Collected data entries
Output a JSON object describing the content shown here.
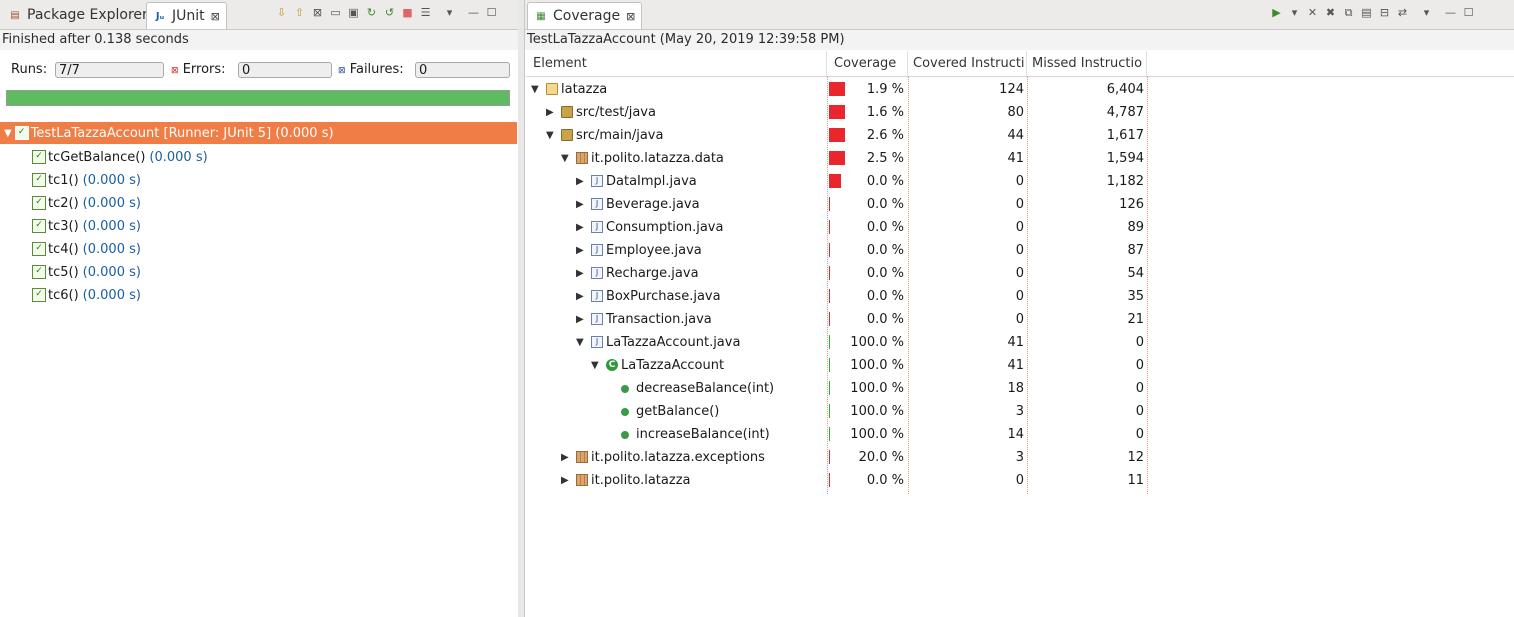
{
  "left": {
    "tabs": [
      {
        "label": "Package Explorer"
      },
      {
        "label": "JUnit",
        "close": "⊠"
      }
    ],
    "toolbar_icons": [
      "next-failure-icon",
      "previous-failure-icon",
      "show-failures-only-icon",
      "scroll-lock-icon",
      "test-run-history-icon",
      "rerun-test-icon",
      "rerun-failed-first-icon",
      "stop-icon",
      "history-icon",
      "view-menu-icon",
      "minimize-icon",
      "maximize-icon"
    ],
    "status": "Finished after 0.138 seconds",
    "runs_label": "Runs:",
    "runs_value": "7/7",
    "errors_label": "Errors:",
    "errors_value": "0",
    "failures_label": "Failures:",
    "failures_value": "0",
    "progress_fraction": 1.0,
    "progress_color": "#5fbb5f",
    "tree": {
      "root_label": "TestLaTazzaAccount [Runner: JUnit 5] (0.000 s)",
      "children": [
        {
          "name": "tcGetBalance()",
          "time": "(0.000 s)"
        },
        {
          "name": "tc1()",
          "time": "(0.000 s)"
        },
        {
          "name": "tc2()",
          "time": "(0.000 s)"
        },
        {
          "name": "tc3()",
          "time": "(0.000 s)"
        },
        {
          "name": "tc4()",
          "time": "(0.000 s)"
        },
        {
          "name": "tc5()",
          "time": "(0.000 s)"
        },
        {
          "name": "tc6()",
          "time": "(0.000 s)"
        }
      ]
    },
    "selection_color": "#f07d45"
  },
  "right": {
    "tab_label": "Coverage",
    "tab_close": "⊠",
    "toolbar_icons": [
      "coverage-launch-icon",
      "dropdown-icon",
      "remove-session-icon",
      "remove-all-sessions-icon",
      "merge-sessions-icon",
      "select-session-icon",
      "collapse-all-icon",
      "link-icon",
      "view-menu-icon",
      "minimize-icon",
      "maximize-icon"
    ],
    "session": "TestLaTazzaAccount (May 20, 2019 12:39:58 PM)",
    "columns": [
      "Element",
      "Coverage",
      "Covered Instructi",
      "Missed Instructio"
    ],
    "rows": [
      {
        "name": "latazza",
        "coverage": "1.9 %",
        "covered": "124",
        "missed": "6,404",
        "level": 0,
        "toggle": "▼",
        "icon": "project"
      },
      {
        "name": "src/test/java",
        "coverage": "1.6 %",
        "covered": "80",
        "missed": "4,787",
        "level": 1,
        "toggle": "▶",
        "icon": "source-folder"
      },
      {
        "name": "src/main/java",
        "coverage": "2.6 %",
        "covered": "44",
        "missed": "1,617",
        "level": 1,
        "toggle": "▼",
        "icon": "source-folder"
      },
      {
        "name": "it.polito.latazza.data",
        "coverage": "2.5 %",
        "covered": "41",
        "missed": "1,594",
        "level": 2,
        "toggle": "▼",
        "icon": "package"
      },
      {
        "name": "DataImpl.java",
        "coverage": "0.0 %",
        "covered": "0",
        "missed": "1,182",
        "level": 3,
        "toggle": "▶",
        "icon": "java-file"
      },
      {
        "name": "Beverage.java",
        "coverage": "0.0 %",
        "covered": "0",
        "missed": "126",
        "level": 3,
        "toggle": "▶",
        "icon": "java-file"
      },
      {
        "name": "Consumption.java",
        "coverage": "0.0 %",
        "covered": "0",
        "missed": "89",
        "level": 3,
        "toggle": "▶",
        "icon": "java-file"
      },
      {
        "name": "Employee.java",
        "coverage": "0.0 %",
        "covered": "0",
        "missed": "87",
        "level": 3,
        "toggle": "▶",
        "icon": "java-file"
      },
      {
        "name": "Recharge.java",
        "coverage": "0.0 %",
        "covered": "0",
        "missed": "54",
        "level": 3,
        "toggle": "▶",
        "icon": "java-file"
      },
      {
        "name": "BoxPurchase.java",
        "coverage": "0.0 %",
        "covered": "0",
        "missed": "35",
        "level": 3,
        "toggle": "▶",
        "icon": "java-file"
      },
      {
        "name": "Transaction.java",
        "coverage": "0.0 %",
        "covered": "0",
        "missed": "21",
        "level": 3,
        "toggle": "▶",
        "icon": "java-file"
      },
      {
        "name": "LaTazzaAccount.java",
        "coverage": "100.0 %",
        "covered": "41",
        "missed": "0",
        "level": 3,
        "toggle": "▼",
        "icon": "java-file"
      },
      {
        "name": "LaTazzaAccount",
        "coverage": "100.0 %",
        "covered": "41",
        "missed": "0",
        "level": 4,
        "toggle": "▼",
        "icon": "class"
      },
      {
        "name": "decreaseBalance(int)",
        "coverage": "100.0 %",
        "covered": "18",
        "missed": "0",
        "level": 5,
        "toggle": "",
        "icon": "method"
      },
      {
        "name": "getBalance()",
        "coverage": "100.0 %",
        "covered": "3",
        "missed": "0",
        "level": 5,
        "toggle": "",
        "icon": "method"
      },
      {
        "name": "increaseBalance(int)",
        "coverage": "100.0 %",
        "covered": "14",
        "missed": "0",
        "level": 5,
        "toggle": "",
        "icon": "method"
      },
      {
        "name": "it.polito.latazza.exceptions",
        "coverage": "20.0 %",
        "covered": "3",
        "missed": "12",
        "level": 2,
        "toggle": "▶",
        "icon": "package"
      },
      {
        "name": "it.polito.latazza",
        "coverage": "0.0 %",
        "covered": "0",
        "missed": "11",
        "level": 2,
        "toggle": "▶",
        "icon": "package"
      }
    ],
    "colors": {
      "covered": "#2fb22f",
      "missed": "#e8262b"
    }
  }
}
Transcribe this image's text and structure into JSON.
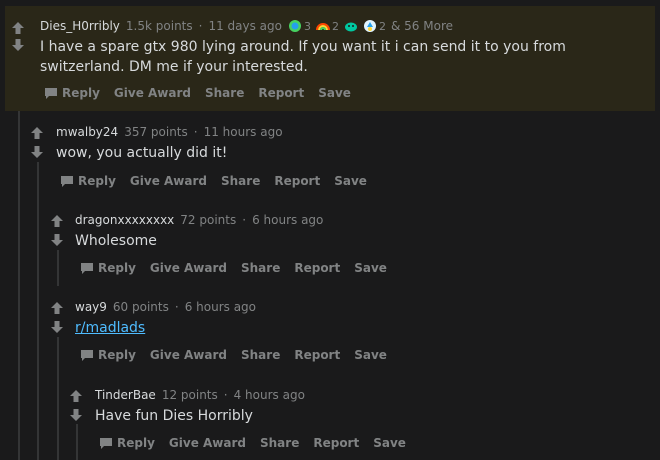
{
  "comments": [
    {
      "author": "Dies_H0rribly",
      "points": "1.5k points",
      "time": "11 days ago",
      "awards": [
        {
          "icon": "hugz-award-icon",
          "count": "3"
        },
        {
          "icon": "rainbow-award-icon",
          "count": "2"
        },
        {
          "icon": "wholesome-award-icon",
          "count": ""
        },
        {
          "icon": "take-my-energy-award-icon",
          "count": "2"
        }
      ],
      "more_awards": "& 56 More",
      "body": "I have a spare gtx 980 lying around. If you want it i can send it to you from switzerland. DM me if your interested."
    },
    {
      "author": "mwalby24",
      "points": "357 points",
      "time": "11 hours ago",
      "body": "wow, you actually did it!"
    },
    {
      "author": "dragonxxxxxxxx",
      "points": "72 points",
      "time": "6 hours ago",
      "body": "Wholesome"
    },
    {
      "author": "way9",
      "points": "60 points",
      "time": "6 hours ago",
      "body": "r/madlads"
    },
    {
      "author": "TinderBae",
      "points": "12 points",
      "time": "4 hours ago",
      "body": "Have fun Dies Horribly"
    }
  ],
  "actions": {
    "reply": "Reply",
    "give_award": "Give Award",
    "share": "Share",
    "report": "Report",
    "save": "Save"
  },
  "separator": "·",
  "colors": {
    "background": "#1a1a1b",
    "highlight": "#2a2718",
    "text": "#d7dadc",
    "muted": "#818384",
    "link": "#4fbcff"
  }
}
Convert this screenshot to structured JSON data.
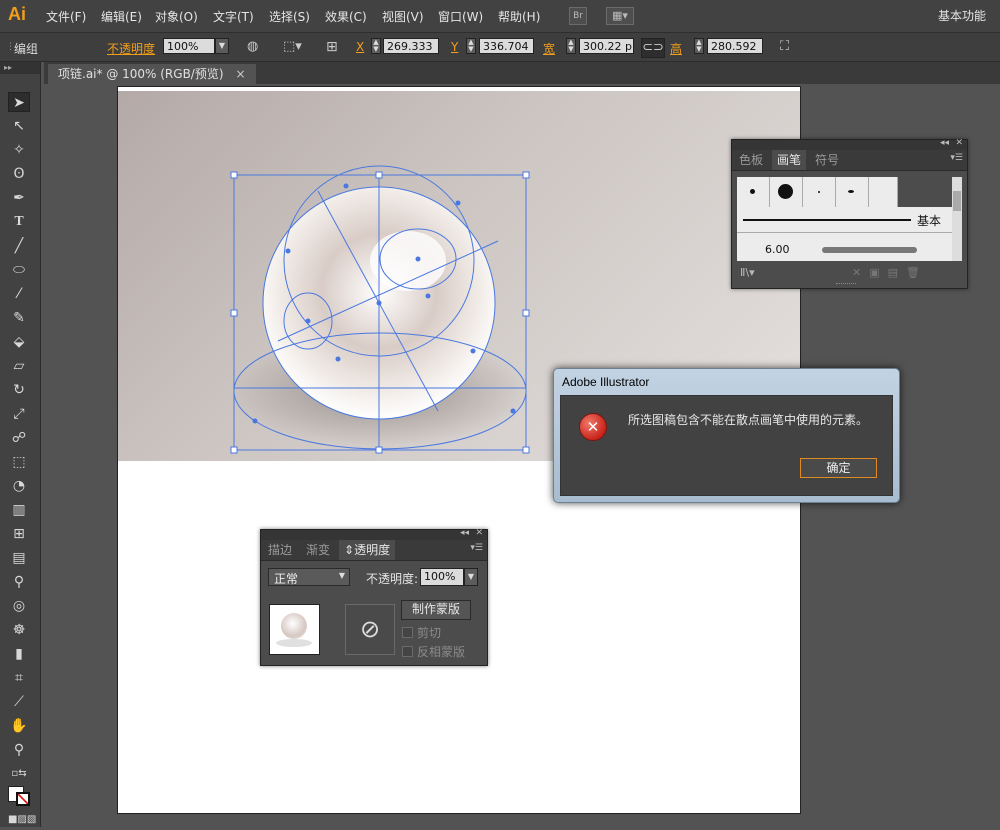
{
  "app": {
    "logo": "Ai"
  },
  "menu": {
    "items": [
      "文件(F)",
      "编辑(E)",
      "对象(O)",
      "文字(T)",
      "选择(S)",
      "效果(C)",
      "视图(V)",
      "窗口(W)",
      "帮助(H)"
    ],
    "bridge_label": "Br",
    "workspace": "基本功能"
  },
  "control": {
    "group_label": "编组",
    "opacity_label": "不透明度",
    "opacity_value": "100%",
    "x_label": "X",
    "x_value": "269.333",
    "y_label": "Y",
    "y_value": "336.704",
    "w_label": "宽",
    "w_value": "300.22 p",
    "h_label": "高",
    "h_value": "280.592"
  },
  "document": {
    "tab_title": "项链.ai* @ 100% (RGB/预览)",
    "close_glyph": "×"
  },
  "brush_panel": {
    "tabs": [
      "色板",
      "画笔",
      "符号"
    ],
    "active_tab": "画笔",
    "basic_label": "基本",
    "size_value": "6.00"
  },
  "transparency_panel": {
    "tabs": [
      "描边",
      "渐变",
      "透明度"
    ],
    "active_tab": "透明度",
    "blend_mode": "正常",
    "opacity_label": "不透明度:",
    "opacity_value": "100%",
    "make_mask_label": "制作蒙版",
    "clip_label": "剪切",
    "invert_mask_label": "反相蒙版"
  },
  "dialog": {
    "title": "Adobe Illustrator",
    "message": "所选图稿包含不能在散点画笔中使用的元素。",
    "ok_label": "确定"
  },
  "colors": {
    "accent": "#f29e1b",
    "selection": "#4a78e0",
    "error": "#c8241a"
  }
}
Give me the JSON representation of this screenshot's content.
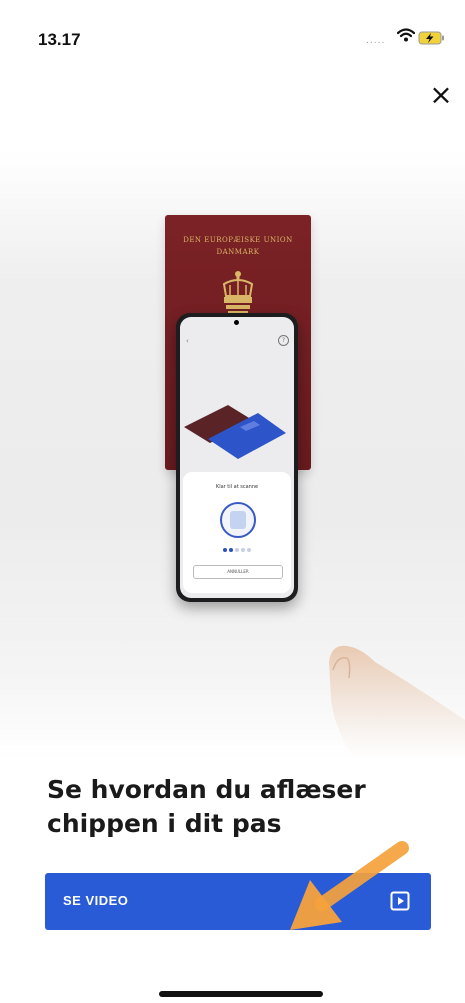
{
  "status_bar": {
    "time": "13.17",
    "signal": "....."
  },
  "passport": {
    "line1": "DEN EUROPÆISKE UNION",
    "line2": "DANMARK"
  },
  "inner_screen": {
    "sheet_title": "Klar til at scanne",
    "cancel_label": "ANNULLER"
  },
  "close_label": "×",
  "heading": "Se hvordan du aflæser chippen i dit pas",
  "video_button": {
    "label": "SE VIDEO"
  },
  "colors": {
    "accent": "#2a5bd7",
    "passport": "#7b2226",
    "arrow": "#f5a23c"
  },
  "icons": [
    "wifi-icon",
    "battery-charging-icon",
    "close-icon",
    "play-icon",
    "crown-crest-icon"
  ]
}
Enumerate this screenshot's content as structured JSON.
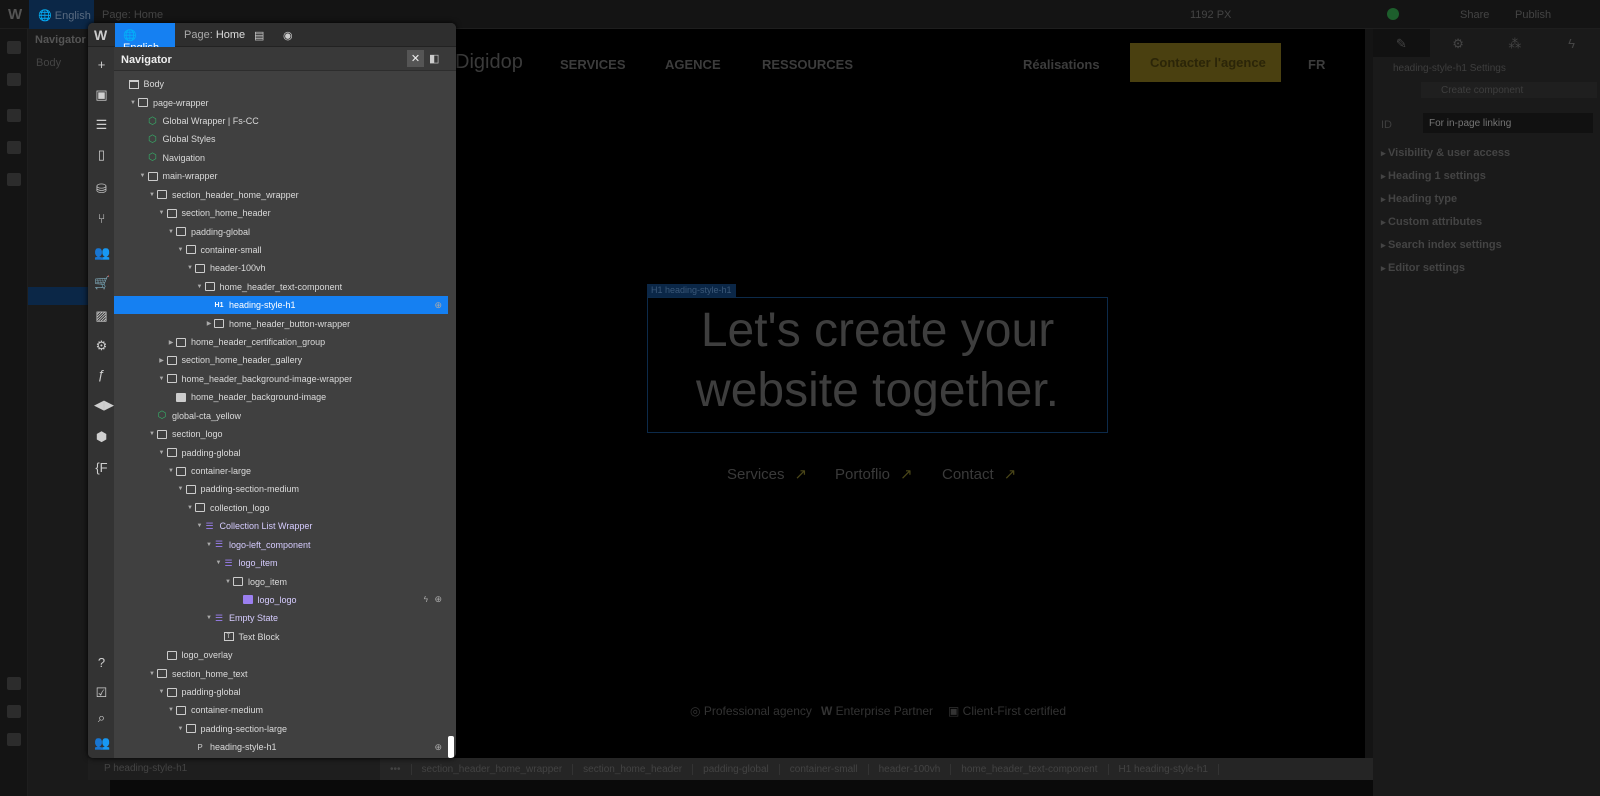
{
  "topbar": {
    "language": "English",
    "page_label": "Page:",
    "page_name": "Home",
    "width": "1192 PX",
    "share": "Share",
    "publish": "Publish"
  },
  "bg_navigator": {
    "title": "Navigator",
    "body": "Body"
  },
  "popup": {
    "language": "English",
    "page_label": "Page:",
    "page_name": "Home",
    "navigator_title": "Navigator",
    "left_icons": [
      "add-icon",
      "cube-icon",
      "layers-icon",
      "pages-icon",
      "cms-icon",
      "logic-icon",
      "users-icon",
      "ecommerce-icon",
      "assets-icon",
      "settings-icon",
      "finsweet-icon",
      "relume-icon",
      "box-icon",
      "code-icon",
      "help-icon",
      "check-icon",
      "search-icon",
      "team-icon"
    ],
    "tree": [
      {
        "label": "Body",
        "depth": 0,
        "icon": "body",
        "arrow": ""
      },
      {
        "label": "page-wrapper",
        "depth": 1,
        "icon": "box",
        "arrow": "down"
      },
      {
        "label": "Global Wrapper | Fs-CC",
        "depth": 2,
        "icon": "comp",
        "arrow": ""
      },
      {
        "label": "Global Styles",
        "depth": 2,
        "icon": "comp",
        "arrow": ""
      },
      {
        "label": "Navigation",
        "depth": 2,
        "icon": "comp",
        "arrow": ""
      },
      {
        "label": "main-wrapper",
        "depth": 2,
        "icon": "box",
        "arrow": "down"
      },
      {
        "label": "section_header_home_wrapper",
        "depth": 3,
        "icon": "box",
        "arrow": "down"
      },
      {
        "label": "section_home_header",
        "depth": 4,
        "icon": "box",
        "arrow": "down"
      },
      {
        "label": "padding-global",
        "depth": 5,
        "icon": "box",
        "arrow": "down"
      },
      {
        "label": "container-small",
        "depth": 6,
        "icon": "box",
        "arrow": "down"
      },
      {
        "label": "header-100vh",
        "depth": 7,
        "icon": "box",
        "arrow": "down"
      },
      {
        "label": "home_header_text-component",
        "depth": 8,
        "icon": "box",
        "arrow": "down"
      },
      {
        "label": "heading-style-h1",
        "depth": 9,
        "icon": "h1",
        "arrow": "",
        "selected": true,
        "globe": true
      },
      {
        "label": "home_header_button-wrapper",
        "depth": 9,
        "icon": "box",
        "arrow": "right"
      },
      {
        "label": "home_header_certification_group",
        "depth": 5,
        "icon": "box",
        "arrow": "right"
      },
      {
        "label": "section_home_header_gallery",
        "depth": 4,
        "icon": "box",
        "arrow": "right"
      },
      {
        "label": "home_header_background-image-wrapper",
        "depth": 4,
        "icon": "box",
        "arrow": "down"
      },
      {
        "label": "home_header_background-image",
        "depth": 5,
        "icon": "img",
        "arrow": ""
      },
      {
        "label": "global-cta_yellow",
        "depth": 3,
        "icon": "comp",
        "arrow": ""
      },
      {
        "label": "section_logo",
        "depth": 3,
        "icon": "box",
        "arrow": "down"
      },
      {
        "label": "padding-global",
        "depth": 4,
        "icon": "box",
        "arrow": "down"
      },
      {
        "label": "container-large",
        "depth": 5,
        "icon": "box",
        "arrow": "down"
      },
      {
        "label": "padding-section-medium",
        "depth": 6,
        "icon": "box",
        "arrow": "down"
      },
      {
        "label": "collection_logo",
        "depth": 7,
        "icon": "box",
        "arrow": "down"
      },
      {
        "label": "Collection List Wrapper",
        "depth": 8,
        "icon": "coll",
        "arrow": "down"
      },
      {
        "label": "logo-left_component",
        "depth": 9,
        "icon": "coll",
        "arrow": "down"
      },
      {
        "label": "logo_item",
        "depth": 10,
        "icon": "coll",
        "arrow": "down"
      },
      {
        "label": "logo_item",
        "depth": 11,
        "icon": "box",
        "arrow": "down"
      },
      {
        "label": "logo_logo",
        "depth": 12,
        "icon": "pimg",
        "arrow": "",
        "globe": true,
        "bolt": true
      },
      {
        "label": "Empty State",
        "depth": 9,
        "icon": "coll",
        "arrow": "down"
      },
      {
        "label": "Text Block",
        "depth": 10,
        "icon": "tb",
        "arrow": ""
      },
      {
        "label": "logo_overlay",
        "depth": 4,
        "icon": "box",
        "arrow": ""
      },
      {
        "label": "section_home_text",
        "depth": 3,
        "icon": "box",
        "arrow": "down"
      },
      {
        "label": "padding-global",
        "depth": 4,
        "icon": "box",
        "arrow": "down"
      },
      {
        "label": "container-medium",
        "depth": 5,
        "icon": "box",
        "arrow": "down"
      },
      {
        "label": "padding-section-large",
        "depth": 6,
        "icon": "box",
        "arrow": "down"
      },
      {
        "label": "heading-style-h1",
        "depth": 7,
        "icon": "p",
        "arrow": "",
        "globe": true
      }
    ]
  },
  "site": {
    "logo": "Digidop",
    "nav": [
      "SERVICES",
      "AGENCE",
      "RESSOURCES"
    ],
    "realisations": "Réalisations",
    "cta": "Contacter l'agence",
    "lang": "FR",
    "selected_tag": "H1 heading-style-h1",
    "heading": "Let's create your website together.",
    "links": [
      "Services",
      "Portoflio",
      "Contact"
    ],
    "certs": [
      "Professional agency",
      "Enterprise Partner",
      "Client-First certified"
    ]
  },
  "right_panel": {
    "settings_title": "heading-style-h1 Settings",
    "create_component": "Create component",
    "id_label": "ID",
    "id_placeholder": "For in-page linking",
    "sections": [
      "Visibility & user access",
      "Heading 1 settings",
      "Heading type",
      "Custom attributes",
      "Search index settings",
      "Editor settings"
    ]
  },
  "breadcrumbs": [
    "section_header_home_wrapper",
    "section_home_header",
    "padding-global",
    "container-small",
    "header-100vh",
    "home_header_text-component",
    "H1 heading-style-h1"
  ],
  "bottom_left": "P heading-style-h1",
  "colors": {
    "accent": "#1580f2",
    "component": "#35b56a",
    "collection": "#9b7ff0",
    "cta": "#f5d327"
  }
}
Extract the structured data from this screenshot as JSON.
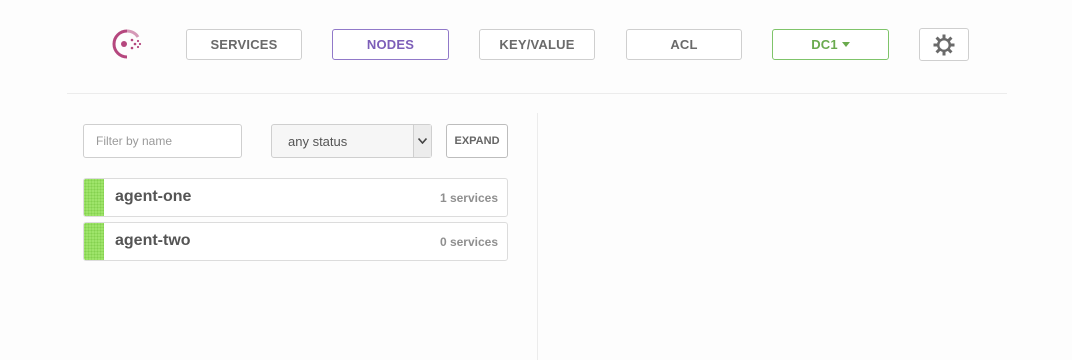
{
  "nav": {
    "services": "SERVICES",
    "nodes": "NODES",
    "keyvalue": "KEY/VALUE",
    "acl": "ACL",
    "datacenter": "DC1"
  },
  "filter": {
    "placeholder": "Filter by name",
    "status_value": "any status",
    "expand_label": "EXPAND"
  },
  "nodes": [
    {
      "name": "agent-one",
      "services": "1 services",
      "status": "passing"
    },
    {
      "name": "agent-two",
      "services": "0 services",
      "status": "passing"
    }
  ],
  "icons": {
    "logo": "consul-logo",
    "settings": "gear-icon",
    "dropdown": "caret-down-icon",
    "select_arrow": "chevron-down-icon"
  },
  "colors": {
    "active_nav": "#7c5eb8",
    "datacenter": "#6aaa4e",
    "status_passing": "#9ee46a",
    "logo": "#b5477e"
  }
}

§ **The problem**
Reproduce, word for word, every line from the one that contains "Extract the structured" to the end of the data, including both ends; omit all pictures.

§ **In response**
Extract the structured data from this screenshot as JSON.
{
  "nav": {
    "services": "SERVICES",
    "nodes": "NODES",
    "keyvalue": "KEY/VALUE",
    "acl": "ACL",
    "datacenter": "DC1"
  },
  "filter": {
    "placeholder": "Filter by name",
    "status_value": "any status",
    "expand_label": "EXPAND"
  },
  "nodes": [
    {
      "name": "agent-one",
      "services": "1 services",
      "status": "passing"
    },
    {
      "name": "agent-two",
      "services": "0 services",
      "status": "passing"
    }
  ],
  "icons": {
    "logo": "consul-logo",
    "settings": "gear-icon",
    "dropdown": "caret-down-icon",
    "select_arrow": "chevron-down-icon"
  },
  "colors": {
    "active_nav": "#7c5eb8",
    "datacenter": "#6aaa4e",
    "status_passing": "#9ee46a",
    "logo": "#b5477e"
  }
}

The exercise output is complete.